__What you should do__
Find how many lines in the material contain "форме"; your answer should be that number alone.

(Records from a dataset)

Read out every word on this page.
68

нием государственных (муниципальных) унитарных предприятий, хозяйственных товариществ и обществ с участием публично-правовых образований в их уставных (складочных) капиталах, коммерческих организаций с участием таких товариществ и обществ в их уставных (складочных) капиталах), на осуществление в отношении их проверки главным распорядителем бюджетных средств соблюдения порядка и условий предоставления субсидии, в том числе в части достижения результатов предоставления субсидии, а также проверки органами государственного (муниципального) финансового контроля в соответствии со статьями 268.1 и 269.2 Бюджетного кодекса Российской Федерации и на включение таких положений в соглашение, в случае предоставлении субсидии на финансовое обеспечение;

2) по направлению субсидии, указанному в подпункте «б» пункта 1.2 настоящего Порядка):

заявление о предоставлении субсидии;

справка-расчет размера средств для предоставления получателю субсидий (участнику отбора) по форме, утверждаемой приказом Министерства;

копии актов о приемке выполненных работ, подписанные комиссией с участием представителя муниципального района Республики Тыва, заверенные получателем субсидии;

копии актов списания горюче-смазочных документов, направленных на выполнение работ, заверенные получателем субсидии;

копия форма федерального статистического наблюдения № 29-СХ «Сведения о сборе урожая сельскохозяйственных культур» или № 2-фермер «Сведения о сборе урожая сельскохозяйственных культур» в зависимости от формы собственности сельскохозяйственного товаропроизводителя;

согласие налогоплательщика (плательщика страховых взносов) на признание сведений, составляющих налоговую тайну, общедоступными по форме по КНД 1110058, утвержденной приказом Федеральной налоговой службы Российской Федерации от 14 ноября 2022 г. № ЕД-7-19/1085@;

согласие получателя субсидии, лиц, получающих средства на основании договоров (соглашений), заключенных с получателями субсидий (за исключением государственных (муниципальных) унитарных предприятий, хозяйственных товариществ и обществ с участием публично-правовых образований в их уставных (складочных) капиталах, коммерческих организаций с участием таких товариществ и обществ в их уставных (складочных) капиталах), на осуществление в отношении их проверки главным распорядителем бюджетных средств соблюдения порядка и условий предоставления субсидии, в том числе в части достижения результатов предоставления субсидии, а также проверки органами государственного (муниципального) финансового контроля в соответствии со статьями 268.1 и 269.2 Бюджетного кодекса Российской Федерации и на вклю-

__Result for this task__
2